[Records from a data collection]
(begin)

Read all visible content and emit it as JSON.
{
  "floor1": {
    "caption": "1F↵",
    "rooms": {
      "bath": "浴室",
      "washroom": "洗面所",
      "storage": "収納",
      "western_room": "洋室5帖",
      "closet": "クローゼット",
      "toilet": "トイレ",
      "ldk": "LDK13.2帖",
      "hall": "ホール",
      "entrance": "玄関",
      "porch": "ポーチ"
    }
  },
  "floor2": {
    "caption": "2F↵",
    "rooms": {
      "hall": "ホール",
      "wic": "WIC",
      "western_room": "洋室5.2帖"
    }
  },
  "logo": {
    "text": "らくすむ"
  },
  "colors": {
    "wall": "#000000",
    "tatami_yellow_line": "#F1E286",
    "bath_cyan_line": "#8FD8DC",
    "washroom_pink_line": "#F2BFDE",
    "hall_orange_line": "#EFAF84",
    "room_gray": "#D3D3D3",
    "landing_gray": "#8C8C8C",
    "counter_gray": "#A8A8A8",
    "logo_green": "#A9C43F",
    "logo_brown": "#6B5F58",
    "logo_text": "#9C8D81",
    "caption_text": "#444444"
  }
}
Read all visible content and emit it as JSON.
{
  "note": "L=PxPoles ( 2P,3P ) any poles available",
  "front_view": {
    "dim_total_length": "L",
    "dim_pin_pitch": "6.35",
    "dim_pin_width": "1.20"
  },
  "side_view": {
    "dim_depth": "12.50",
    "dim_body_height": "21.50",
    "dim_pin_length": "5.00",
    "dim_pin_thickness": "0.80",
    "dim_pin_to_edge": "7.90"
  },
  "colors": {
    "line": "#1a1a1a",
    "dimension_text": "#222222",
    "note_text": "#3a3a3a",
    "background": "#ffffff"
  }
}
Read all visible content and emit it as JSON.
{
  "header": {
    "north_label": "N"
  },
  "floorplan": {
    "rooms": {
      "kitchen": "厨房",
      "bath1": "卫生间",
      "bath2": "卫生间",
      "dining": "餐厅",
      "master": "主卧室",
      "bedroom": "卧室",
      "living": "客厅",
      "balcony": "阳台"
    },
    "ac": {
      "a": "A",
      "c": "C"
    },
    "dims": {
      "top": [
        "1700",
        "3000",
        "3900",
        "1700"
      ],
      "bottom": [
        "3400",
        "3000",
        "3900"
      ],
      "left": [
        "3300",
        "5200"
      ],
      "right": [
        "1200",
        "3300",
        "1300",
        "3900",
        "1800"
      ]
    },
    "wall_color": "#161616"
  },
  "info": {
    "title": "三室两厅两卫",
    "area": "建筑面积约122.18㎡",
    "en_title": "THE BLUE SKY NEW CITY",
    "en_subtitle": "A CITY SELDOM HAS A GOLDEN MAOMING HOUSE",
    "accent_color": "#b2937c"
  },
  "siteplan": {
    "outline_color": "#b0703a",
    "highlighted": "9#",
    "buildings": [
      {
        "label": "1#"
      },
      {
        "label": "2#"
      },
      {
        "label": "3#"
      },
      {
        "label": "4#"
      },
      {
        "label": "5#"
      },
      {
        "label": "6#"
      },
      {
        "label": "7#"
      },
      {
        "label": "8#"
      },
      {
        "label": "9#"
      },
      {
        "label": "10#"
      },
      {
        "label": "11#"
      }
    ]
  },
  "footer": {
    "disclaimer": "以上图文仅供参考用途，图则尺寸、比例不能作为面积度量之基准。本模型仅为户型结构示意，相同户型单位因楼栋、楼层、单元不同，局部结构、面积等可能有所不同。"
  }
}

(end)
(begin)

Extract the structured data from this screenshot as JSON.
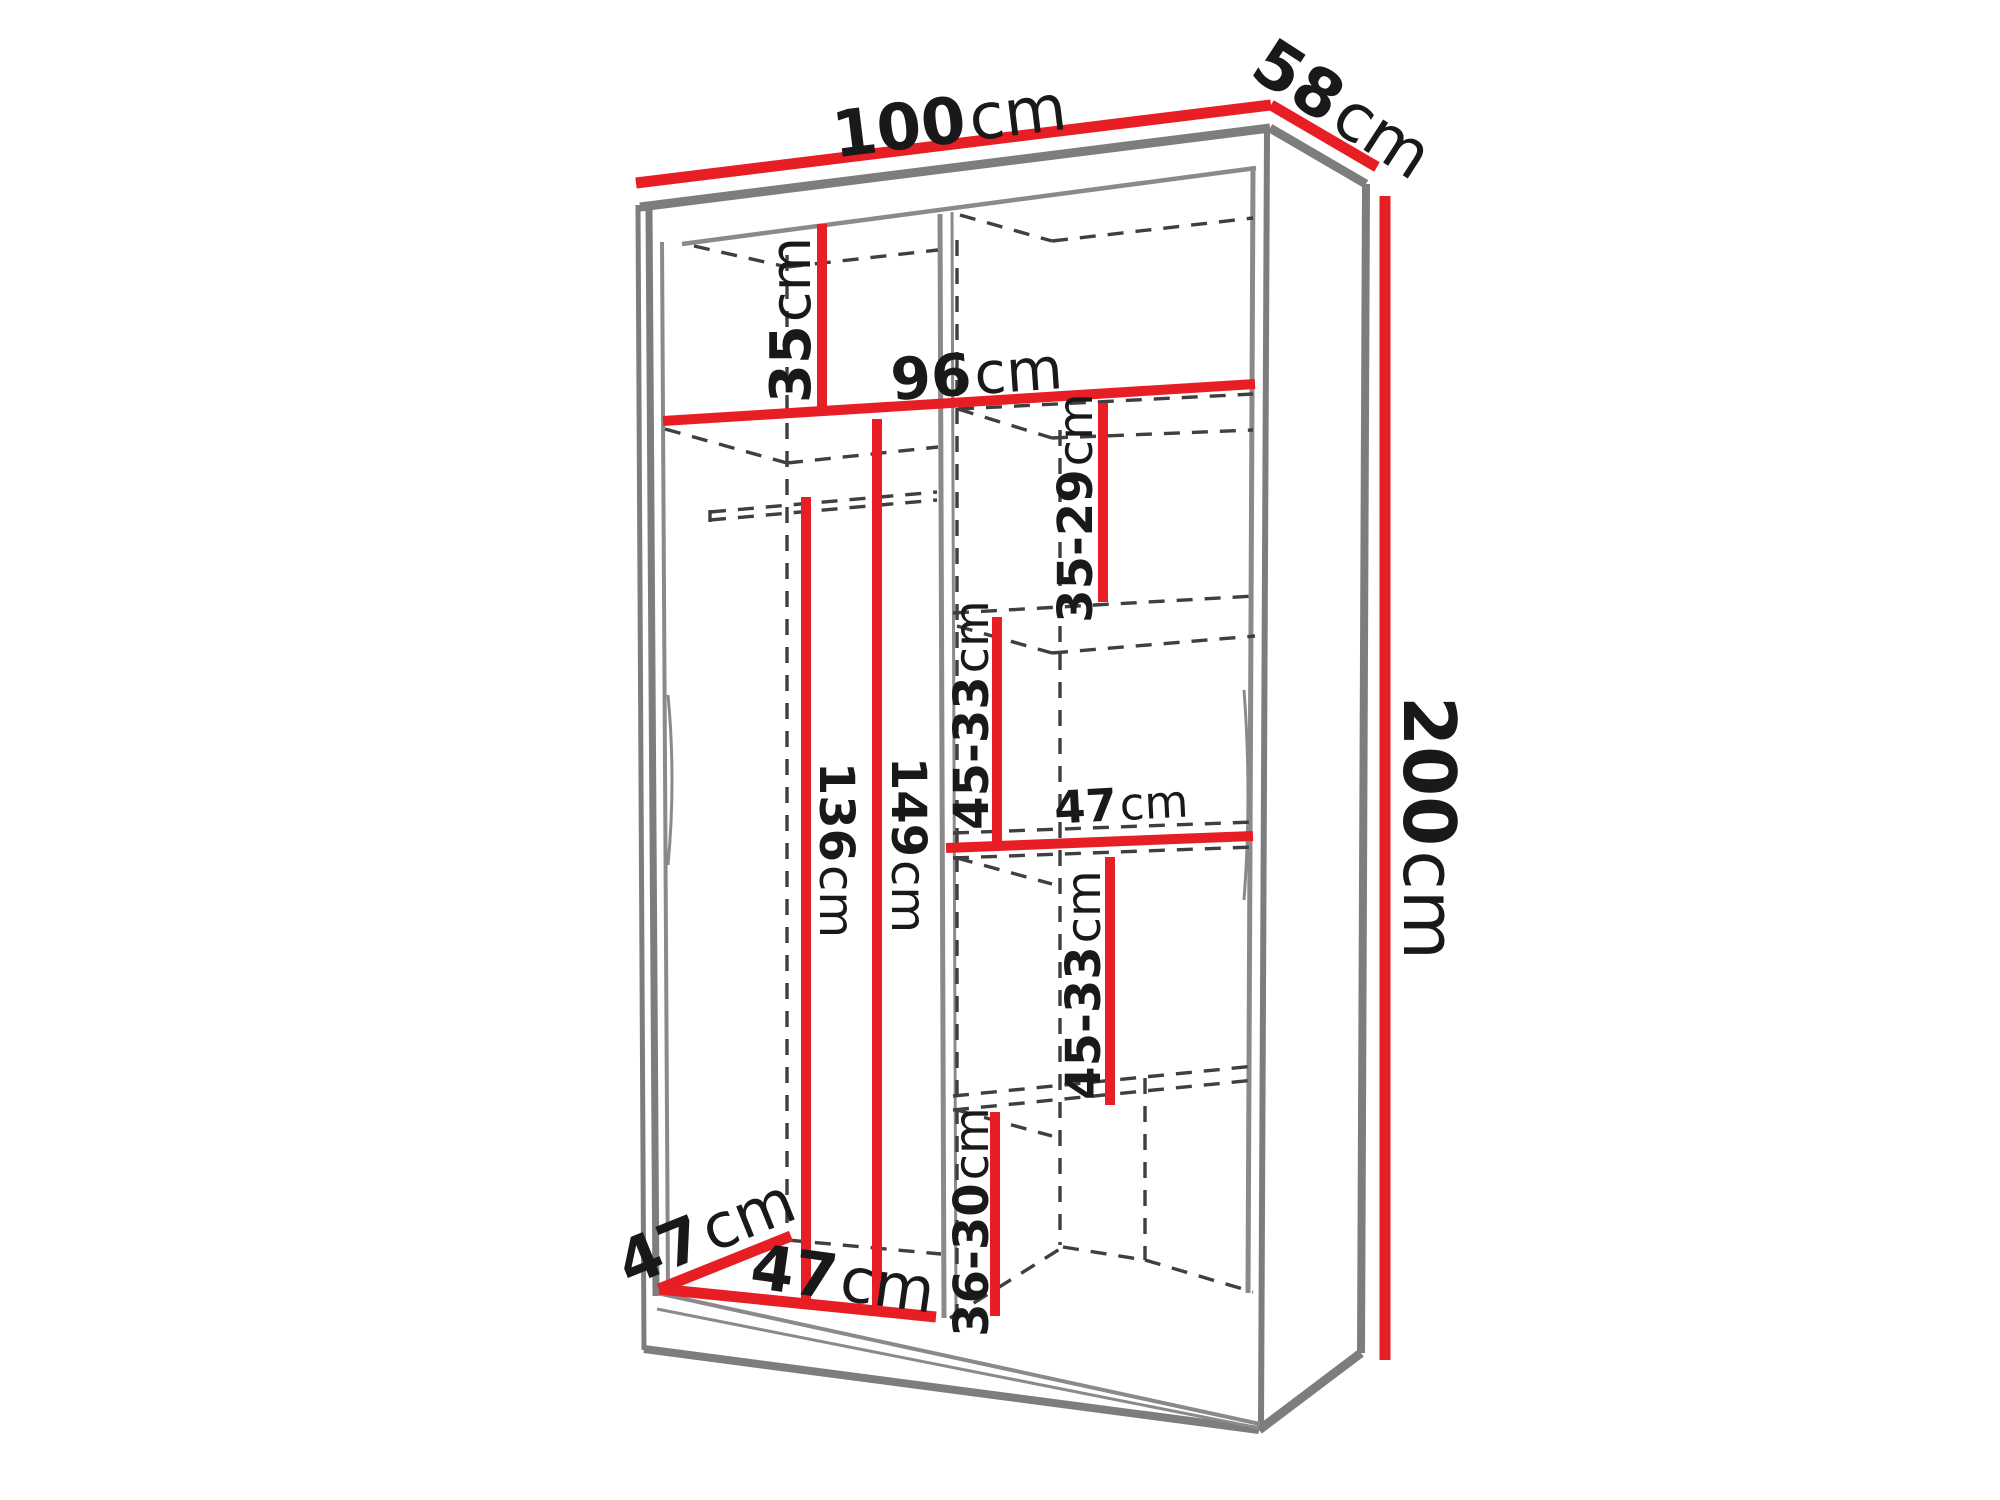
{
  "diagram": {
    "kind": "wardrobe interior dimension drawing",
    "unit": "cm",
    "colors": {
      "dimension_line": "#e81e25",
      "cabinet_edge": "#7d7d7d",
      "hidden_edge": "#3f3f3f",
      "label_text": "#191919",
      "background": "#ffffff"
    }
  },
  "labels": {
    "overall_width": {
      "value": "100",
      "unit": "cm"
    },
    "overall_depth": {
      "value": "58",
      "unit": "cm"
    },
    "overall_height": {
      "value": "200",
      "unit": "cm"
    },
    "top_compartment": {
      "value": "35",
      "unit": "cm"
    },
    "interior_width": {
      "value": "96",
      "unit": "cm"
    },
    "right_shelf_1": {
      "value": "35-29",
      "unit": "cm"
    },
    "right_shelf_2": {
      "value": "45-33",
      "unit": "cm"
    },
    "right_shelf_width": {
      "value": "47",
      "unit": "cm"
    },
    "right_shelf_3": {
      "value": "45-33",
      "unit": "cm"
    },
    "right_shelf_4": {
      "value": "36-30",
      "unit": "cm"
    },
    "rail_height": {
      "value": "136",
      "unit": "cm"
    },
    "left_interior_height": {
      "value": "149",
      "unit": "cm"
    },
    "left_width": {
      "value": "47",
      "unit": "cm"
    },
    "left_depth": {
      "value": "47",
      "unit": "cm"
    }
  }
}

(end)

• **WHAT YOU SHOULD DO**: Find all the lines containing "background" in the material, then copy them.

• **ANSWER FOR THE TASK**:
    "background": "#ffffff"
      "background": "#ffffff"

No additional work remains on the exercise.